# [短い課題 A]
下の行から、文字列「related」を含む行をすべて集めること。大文字と小文字は区別する。

# [抜粋]

説明

手摺

【課題】耐風圧性能が高くて外観の体裁もよく、施工手間がかからずに工期短縮も図れるガラス手摺を提供する。
【解決手段】支柱1は、その外側面の中間位置にブラケット7と、外側面の下部に下枠取付部8を有する。笠木2の下端面と、下枠3の上端面には、長手方向に連続する凹溝2a,3aが夫々設けてある。ガラスパネル部4は、ガラス板12と、左右端部に取り付ける竪枠13とを有し、竪枠13は、ガラス板12の左右側端面から内側面に回り込んで、ガラス板12の左右側端部内側のコーナー部Rを囲む略L字状をなし、ガラス板12の内側面との間に弾性を有する構造シール部を介在して取り付けてあり、ガラス板12は、その上下端部の夫々に、笠木2または下枠2の凹溝2a,3aに嵌合挿入し且つ凹溝2a、3aに対する挿入側を底部とする略U字状をなすグレージングチャンネル部14,18を取り付けてある。

【発明の詳細な説明】
【技術分野】
【0001】
本発明は、階段やベランダ、フェンス、スロープ、廊下等に取り付ける手摺に関するものであり、特に支柱間にガラスパネルを取り付ける態様の手摺に関するものである。
【背景技術】
【0002】
建物外観の多様化から、バルコニーや階段手摺の柵としてガラスパネル部を採用するものがあり、このような手摺は、施工手順の一例として、支柱から持ち出すブラケットを介して枠体を取り付けた後、その枠体内にガラス板を挿入し、ガラス板と枠体との隙間をコーキングするものであった。さらに、前記のものよりも工期を短縮するために、あらかじめ組み立て済みのガラスパネル部を現場に搬送し、ブラケットを介して支柱に取り付けるものもあった。
【特許文献1】特開2006−37589号公報
【発明の開示】
【発明が解決しようとする課題】
【0003】
しかしながら、あらかじめ組み立てられたガラスパネル部により工期短縮を図れたとしても、ガラスパネル部を支柱から支持しているブラケットがガラス板を通して屋外から見えてしまい、このことから外観の体裁が損なわれる問題点があった。また、ガラスパネル部を採用した手摺は一般に、耐風圧性能に難があり、風圧に対する脆弱さを解消できる手摺の登場が待たれていた。

# [生データ]
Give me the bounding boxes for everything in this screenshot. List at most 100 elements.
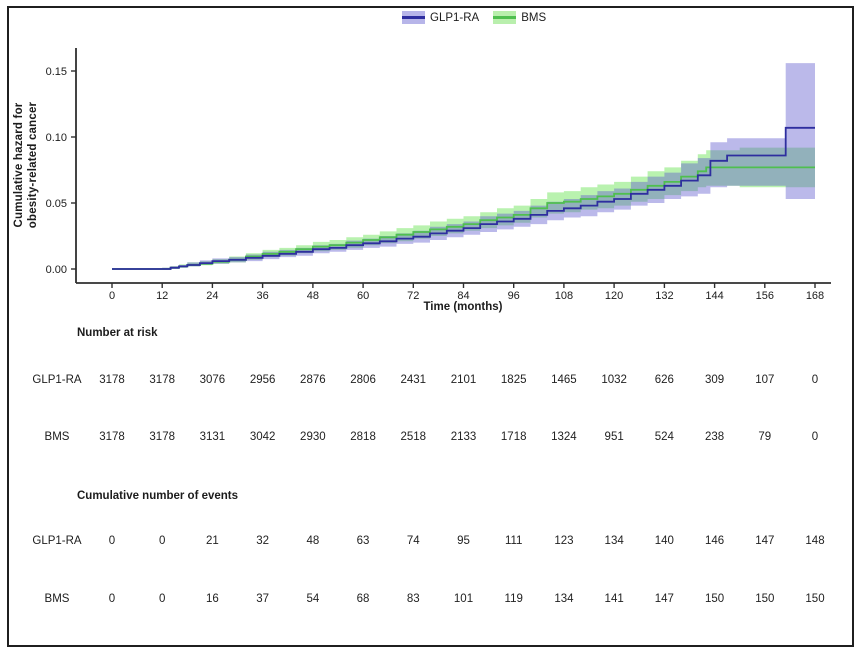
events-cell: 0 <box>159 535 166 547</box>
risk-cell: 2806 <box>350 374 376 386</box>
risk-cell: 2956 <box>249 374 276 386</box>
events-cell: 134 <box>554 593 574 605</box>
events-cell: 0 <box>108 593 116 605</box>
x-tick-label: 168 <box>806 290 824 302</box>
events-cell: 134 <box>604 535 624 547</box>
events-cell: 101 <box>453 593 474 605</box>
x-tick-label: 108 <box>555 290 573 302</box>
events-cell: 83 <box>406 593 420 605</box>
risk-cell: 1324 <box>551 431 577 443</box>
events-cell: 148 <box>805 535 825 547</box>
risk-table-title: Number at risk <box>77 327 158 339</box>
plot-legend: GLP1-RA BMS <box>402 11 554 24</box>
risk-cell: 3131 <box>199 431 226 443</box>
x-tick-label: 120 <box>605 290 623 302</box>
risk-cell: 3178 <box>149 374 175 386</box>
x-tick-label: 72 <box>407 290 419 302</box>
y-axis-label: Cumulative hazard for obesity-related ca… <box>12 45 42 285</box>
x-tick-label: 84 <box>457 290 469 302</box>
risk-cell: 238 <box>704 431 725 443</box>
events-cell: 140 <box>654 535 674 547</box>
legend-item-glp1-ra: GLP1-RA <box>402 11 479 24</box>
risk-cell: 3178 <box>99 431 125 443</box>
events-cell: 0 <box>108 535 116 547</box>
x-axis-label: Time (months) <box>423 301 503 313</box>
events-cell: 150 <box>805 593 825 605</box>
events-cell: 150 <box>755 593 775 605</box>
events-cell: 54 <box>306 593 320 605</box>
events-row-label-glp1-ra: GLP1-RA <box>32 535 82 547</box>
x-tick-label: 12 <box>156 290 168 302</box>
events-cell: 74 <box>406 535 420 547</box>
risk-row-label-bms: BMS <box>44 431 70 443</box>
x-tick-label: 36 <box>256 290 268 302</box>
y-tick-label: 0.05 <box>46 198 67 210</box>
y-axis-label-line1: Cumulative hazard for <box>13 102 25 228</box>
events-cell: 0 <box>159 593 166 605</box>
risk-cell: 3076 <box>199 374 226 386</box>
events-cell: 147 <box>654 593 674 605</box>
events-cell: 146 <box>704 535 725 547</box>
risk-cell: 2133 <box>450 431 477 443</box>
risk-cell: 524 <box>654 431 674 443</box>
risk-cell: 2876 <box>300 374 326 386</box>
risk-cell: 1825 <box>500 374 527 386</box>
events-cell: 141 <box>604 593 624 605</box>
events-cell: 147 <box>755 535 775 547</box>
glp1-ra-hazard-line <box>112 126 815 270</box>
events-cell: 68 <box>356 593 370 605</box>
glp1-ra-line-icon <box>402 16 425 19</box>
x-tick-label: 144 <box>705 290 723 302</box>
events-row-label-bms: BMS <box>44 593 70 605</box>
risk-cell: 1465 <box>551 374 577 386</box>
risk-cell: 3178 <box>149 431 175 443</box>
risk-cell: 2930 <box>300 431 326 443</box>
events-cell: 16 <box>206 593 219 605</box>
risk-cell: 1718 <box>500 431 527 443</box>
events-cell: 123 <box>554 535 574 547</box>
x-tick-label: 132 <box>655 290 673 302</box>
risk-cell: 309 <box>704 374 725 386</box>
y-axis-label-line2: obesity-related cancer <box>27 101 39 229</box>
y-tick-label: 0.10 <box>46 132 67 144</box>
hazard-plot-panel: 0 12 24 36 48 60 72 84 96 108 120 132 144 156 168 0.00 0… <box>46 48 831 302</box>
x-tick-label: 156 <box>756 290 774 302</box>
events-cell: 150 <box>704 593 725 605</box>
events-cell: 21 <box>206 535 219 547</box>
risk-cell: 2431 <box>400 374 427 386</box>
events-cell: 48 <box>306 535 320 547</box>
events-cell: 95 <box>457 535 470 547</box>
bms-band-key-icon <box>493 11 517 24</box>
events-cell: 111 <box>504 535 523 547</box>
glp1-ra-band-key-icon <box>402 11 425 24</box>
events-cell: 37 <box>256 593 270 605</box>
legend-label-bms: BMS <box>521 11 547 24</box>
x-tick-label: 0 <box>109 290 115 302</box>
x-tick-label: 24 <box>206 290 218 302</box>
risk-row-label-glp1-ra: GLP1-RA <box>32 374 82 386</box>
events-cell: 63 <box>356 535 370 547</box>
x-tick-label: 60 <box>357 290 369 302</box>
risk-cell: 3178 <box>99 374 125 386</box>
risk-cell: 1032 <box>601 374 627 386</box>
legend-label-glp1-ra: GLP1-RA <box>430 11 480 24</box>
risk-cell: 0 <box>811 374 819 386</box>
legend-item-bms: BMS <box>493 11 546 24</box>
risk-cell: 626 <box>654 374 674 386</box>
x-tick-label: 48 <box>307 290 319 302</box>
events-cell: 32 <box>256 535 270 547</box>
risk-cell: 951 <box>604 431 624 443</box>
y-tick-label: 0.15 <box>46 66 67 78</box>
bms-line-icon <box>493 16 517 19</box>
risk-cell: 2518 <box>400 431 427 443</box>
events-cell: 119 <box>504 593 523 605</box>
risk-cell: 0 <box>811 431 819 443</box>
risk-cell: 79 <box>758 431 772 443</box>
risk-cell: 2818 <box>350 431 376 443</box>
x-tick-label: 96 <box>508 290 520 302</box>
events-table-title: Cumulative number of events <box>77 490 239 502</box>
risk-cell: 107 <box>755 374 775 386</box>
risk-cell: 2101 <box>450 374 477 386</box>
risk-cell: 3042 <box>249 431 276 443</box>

# [短い課題 B]
上の抜粋によると、あらかじめ組み立てたガラスパネル部を使う手摺で外観の体裁が損なわれるのはなぜか。

# [正解 A]
y-axis-label: Cumulative hazard for obesity-related ca… <box>12 45 42 285</box>
y-axis-label-line2: obesity-related cancer <box>27 101 39 229</box>

# [正解 B]
ガラスパネル部を支柱から支持しているブラケットが、ガラス板を通して屋外から見えてしまうため。